_APPLY WHAT YOU READ:_
1/ List every username that appears after "by" in a posting line of the forum thread about Cuba's public-sector cuts.
2/ Write the next part of the forum thread about Cuba's public-sector cuts, picking up after its last line.
___ TEXT EXCERPT
Even Communist Cuba is massively cutting back the public sector! Carry on taking on the pot RC!!!

Posted: 08 Jul 2012, 23:35
by Little John
Lord Beria3 wrote:
Additionally faced with a near-elimination of imported steel and other ore-based supplies, Cuba closed refineries and factories across the country, eliminating the country's industrial arm and millions of jobs
http://en.wikipedia.org/wiki/Special_Period

http://www.bbc.co.uk/news/world-latin-america-11291267
Cuba has announced radical plans to lay off huge numbers of state employees, to help revive the communist country's struggling economy.
Even Communist Cuba is massively cutting back the public sector! Carry on taking on the pot RC!!!
The problem is not one of lowered allocation of resources. It is one of inequitable allocation of resources. An Ayn-Randian "utopian" model of of "F--k-you-Jack" free-marketeerism only works on the way up because there are enough crumbs flying around for the people who are not sat at the top table to be able to catch. If it is attempted to be used on the way down, there will be trouble. Or, even worse, if there is an attempt to do away even with the Randian model and, instead, socialize the losses of those at the top table onto the rest of us, then there will be more than trouble. There will be blood.

People can live with taking it up the arse if they have enough going in their mouths to compensate. Take even that away and see what happens.

Posted: 09 Jul 2012, 08:23
by biffvernon
And, importantly, on the way up poor people can have realistic aspirations for a wealthier future that give them a stake in the system.

Posted: 09 Jul 2012, 21:45
by RenewableCandy
Beria your logic is flawed.

Communist Cuba was the place that survived the massive economic hit (of being cut off from trade) gracefully, by to all intents and purposes forcing a more equitabe distribution of what little there was. Today's Cuba are making cuts. It is highly likely, given what has already happened to Ireland etc after "austerity", that as a result of said cuts, Cuba will not survive gracefully. Time will tell, mind.

Posted: 21 Jul 2012, 00:58
by JavaScriptDonkey
RenewableCandy wrote:Beria your logic is flawed.

Communist Cuba was the place that survived the massive economic hit (of being cut off from trade) gracefully, by to all intents and purposes forcing a more equitabe distribution of what little there was. Today's Cuba are making cuts. It is highly likely, given what has already happened to Ireland etc after "austerity", that as a result of said cuts, Cuba will not survive gracefully. Time will tell, mind.
______
___ RECORD SET
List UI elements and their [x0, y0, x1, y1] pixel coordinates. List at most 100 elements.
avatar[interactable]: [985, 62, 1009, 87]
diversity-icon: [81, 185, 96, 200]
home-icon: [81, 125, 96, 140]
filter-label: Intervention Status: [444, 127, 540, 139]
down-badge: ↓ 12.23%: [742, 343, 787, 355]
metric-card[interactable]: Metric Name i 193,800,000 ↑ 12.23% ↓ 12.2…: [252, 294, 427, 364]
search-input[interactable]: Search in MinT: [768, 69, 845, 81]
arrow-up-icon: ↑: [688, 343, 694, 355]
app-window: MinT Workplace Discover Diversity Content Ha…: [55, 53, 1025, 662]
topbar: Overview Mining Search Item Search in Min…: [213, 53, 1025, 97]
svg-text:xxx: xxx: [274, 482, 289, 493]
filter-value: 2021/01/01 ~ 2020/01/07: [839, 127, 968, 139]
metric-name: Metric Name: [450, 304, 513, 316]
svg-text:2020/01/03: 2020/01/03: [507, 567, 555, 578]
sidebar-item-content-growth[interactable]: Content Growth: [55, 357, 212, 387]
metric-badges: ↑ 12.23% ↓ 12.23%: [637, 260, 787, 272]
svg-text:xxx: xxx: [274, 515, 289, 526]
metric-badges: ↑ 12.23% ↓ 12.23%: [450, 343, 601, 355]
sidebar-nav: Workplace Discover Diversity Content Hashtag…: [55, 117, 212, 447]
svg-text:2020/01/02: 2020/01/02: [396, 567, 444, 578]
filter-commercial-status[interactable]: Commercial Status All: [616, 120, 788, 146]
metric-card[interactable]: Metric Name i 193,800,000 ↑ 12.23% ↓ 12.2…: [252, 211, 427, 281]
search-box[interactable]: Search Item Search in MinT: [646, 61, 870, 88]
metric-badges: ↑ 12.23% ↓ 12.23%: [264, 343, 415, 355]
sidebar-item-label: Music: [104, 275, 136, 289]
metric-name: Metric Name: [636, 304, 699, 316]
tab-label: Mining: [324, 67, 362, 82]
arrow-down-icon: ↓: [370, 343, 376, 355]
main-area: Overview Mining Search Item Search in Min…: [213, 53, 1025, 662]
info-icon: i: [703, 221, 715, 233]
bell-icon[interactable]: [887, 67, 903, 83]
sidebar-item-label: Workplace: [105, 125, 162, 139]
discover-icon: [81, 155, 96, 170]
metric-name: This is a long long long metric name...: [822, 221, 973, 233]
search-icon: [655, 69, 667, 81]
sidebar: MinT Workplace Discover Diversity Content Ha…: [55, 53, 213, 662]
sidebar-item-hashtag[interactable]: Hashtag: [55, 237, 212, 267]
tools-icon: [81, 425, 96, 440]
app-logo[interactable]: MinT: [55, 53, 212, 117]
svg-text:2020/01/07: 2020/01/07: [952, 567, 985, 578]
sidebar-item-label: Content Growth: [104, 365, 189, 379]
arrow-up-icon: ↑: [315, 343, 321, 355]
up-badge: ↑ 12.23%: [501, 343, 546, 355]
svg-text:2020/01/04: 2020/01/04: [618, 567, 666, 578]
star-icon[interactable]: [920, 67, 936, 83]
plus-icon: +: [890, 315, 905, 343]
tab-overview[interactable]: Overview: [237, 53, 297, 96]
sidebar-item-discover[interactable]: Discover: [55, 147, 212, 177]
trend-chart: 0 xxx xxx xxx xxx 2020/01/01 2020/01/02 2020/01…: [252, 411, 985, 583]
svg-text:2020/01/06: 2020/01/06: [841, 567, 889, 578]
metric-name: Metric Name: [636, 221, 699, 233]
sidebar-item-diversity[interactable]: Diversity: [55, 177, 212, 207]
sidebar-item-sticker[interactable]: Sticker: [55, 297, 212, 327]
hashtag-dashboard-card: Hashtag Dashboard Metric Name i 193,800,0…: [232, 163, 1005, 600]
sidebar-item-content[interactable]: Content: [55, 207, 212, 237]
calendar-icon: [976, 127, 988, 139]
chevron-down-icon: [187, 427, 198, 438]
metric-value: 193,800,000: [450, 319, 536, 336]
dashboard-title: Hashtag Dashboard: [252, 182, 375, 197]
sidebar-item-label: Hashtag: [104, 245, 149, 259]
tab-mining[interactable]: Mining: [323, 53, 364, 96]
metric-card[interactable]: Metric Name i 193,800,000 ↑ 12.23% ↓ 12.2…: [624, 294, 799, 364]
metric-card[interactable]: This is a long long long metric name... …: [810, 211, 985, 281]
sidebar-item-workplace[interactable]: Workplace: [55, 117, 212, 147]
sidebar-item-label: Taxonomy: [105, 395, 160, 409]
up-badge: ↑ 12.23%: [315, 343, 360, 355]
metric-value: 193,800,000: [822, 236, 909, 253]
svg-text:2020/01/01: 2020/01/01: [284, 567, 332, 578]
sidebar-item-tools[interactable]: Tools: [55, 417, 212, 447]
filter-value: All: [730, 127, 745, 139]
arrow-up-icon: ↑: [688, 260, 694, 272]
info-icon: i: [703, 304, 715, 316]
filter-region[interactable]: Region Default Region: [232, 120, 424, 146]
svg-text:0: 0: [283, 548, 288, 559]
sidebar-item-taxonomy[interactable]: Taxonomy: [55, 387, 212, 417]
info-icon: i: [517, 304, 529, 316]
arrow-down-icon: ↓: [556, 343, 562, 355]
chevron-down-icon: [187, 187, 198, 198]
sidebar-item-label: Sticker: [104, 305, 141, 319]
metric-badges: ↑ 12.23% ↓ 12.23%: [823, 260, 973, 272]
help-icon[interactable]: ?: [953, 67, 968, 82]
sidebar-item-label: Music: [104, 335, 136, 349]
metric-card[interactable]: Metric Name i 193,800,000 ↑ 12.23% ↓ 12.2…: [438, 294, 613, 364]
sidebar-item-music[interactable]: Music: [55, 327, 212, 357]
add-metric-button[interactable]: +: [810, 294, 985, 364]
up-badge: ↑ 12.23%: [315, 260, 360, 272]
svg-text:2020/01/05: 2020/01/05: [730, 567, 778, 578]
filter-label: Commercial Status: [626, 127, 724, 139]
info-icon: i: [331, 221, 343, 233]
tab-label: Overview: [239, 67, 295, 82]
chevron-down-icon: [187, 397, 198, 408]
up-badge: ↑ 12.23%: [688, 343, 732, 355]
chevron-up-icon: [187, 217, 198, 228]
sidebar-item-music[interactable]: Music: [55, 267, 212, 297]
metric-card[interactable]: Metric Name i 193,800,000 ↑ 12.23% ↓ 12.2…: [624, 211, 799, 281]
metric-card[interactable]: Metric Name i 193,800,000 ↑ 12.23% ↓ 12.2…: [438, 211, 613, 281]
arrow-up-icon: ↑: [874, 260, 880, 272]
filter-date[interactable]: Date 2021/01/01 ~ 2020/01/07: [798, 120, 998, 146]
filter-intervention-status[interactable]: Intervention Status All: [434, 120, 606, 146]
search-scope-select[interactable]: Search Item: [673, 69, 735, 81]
______
_LIST OF ANSWERS:_
1/
Little John
biffvernon
RenewableCandy
JavaScriptDonkey

2/
Are you forgetting the massive subsidises from the USSR?

Posted: 21 Jul 2012, 01:23
by Little John
JavaScriptDonkey wrote:
RenewableCandy wrote:Beria your logic is flawed.

Communist Cuba was the place that survived the massive economic hit (of being cut off from trade) gracefully, by to all intents and purposes forcing a more equitable distribution of what little there was. Today's Cuba are making cuts. It is highly likely, given what has already happened to Ireland etc after "austerity", that as a result of said cuts, Cuba will not survive gracefully. Time will tell, mind.
Are you forgetting the massive subsidises from the USSR?
Those "subsidies", as you describe them, were simply what Cuba needed to avoid outright starvation, given the total blockade imposed by the US and they still required that Cuba lived on a minuscule level of wealth per capita than say, the US. Additionally, the subsidies stopped when the soviet wall fell. Cuba, you may have noticed, is still standing. Indeed, I have read that it has a lower infant mortality rate and higher level of literacy and numeracy than its neighbour, the richest country on the planet.

I realize it is a difficult ideological pill for you to swallow, but this is what can be achieved when policy and resources are directed at the common good.

Posted: 21 Jul 2012, 07:14
by nexus
Yes, economic neo liberals love to bash Cuba, but it has a higher life expectancy than the US, probably because it has a doctor for every 170 citizens.